The exercise:
Can you rewrite the records from the very first line through the line containing "badge-reflection xyxy=(30,120,112,130)", substituting "section-label" for every "section-badge" and leaving everything else unchanged?

Region and label listings:

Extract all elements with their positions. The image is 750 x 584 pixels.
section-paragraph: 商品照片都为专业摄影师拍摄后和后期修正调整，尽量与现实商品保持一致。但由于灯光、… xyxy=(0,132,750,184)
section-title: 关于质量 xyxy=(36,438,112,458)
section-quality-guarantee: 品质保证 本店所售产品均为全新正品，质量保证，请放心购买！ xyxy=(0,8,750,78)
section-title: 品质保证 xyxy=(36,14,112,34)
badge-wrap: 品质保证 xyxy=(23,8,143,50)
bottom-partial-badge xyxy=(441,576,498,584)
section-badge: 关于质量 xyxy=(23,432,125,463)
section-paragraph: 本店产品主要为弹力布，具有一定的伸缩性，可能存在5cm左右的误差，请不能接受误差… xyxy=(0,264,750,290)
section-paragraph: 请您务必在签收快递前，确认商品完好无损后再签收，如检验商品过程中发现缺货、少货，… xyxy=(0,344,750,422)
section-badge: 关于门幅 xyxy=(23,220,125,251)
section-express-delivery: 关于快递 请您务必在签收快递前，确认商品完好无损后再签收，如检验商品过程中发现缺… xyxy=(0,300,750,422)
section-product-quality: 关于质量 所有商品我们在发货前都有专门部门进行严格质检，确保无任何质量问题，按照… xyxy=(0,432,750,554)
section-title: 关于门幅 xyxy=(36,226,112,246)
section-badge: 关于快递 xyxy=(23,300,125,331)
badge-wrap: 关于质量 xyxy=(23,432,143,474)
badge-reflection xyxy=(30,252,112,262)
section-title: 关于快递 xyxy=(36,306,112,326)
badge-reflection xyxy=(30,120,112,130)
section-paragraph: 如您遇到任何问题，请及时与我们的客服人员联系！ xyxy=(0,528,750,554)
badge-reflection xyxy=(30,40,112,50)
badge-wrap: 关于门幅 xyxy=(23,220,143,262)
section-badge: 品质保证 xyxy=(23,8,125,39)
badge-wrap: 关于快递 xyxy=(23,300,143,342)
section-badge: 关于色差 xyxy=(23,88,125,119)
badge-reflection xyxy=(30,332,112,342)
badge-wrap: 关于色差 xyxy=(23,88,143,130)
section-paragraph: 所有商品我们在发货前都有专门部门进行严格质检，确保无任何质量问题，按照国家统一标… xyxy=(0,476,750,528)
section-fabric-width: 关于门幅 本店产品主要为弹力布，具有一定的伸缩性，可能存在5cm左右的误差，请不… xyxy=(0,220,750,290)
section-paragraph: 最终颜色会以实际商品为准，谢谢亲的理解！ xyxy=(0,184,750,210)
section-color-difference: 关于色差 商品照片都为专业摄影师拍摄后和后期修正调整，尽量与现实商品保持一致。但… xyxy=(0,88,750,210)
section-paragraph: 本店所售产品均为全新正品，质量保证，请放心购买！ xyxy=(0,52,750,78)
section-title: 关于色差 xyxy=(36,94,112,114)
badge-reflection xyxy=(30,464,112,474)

Full output:
Extract all elements with their positions. The image is 750 x 584 pixels.
section-paragraph: 商品照片都为专业摄影师拍摄后和后期修正调整，尽量与现实商品保持一致。但由于灯光、… xyxy=(0,132,750,184)
section-title: 关于质量 xyxy=(36,438,112,458)
section-quality-guarantee: 品质保证 本店所售产品均为全新正品，质量保证，请放心购买！ xyxy=(0,8,750,78)
section-title: 品质保证 xyxy=(36,14,112,34)
badge-wrap: 品质保证 xyxy=(23,8,143,50)
bottom-partial-badge xyxy=(441,576,498,584)
section-label: 关于质量 xyxy=(23,432,125,463)
section-paragraph: 本店产品主要为弹力布，具有一定的伸缩性，可能存在5cm左右的误差，请不能接受误差… xyxy=(0,264,750,290)
section-paragraph: 请您务必在签收快递前，确认商品完好无损后再签收，如检验商品过程中发现缺货、少货，… xyxy=(0,344,750,422)
section-label: 关于门幅 xyxy=(23,220,125,251)
section-express-delivery: 关于快递 请您务必在签收快递前，确认商品完好无损后再签收，如检验商品过程中发现缺… xyxy=(0,300,750,422)
section-product-quality: 关于质量 所有商品我们在发货前都有专门部门进行严格质检，确保无任何质量问题，按照… xyxy=(0,432,750,554)
section-title: 关于门幅 xyxy=(36,226,112,246)
section-label: 关于快递 xyxy=(23,300,125,331)
badge-wrap: 关于质量 xyxy=(23,432,143,474)
badge-reflection xyxy=(30,252,112,262)
section-title: 关于快递 xyxy=(36,306,112,326)
badge-reflection xyxy=(30,120,112,130)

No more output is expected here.